▸ **Work required**:
Find how many lines contain "aláirásával" and state only that number.

▸ **Input**:

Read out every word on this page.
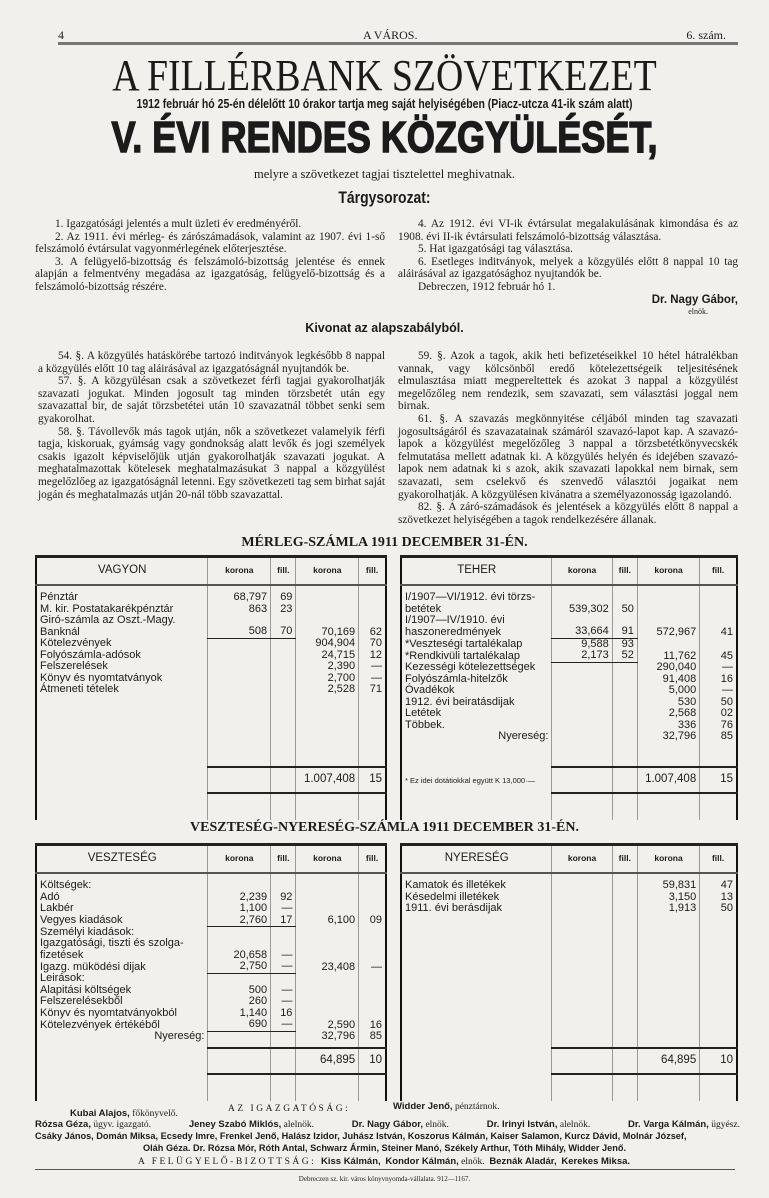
4	A VÁROS.	6. szám.
A FILLÉRBANK SZÖVETKEZET
1912 február hó 25-én délelőtt 10 órakor tartja meg saját helyiségében (Piacz-utcza 41-ik szám alatt)
V. ÉVI RENDES KÖZGYÜLÉSÉT,
melyre a szövetkezet tagjai tisztelettel meghivatnak.
Tárgysorozat:

1. Igazgatósági jelentés a mult üzleti év eredményéről.

2. Az 1911. évi mérleg- és zárószámadások, valamint az 1907. évi 1-ső felszámoló évtársulat vagyonmérlegének előterjesztése.

3. A felügyelő-bizottság és felszámoló-bizottság jelentése és ennek alapján a felmentvény megadása az igazgatóság, felügyelő-bizottság és a felszámoló-bizottság részére.

4. Az 1912. évi VI-ik évtársulat megalakulásának kimondása és az 1908. évi II-ik évtársulati felszámoló-bizottság választása.

5. Hat igazgatósági tag választása.

6. Esetleges inditványok, melyek a közgyülés előtt 8 nappal 10 tag aláirásával az igazgatósághoz nyujtandók be.

Debreczen, 1912 február hó 1.

Dr. Nagy Gábor,
elnök.
Kivonat az alapszabályból.

54. §. A közgyülés hatáskörébe tartozó inditványok legkésőbb 8 nappal a közgyülés előtt 10 tag aláirásával az igazgatóságnál nyujtandók be.

57. §. A közgyülésan csak a szövetkezet férfi tagjai gyakorolhatják szavazati jogukat. Minden jogosult tag minden törzsbetét után egy szavazattal bir, de saját törzsbetétei után 10 szavazatnál többet senki sem gyakorolhat.

58. §. Távollevők más tagok utján, nők a szövetkezet valamelyik férfi tagja, kiskoruak, gyámság vagy gondnokság alatt levők és jogi személyek csakis igazolt képviselőjük utján gyakorolhatják szavazati jogukat. A meghatalmazottak kötelesek meghatalmazásukat 3 nappal a közgyülést megelőzlőeg az igazgatóságnál letenni. Egy szövetkezeti tag sem birhat saját jogán és meghatalmazás utján 20-nál több szavazattal.

59. §. Azok a tagok, akik heti befizetéseikkel 10 hétel hátralékban vannak, vagy kölcsönből eredő kötelezettségeik teljesitésének elmulasztása miatt megpereltettek és azokat 3 nappal a közgyülést megelőzőleg nem rendezik, sem szavazati, sem választási joggal nem birnak.

61. §. A szavazás megkönnyitése céljából minden tag szavazati jogosultságáról és szavazatainak számáról szavazó-lapot kap. A szavazó-lapok a közgyülést megelőzőleg 3 nappal a törzsbetétkönyvecskék felmutatása mellett adatnak ki. A közgyülés helyén és idejében szavazó-lapok nem adatnak ki s azok, akik szavazati lapokkal nem birnak, sem szavazati, sem cselekvő és szenvedő választói jogaikat nem gyakorolhatják. A közgyülésen kivánatra a személyazonosság igazolandó.

82. §. A záró-számadások és jelentések a közgyülés előtt 8 nappal a szövetkezet helyiségében a tagok rendelkezésére állanak.

MÉRLEG-SZÁMLA 1911 DECEMBER 31-ÉN.
VAGYON	korona	fill.	korona	fill.
Pénztár	68,797	69		
M. kir. Postatakarékpénztár	863	23		
Giró-számla az Oszt.-Magy. Banknál	508	70	70,169	62
Kötelezvények			904,904	70
Folyószámla-adósok			24,715	12
Felszerelések			2,390	—
Könyv és nyomtatványok			2,700	—
Átmeneti tételek			2,528	71

			1.007,408	15

TEHER	korona	fill.	korona	fill.
I/1907—VI/1912. évi törzs-betétek	539,302	50		
I/1907—IV/1910. évi haszoneredmények	33,664	91	572,967	41
*Veszteségi tartalékalap	9,588	93		
*Rendkivüli tartalékalap	2,173	52	11,762	45
Kezességi kötelezettségek			290,040	—
Folyószámla-hitelzők			91,408	16
Óvadékok			5,000	—
1912. évi beiratásdijak			530	50
Letétek			2,568	02
Többek.			336	76
Nyereség:			32,796	85

* Ez idei dotátiokkal együtt K 13,000·—			1.007,408	15

VESZTESÉG-NYERESÉG-SZÁMLA 1911 DECEMBER 31-ÉN.
VESZTESÉG	korona	fill.	korona	fill.
Költségek:				
Adó	2,239	92		
Lakbér	1,100	—		
Vegyes kiadások	2,760	17	6,100	09
Személyi kiadások:				
Igazgatósági, tiszti és szolga-fizetések	20,658	—		
Igazg. müködési dijak	2,750	—	23,408	—
Leirások:				
Alapitási költségek	500	—		
Felszerelésekből	260	—		
Könyv és nyomtatványokból	1,140	16		
Kötelezvények értékéből	690	—	2,590	16
Nyereség:			32,796	85

			64,895	10

NYERESÉG	korona	fill.	korona	fill.
Kamatok és illetékek			59,831	47
Késedelmi illetékek			3,150	13
1911. évi berásdijak			1,913	50

			64,895	10

Kubai Alajos, főkönyvelő.	AZ IGAZGATÓSÁG:	Widder Jenő, pénztárnok.
Rózsa Géza, ügyv. igazgató.	Jeney Szabó Miklós, alelnök.	Dr. Nagy Gábor, elnök.	Dr. Irinyi István, alelnök.	Dr. Varga Kálmán, ügyész.
Csáky János, Domán Miksa, Ecsedy Imre, Frenkel Jenő, Halász Izidor, Juhász István, Koszorus Kálmán, Kaiser Salamon, Kurcz Dávid, Molnár József,
Oláh Géza. Dr. Rózsa Mór, Róth Antal, Schwarz Ármin, Steiner Manó, Székely Arthur, Tóth Mihály, Widder Jenő.
A FELÜGYELŐ-BIZOTTSÁG: Kiss Kálmán, Kondor Kálmán, elnök. Beznák Aladár, Kerekes Miksa.
Debreczen sz. kir. város könyvnyomda-vállalata. 912—1167.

▸ **Final result**:
2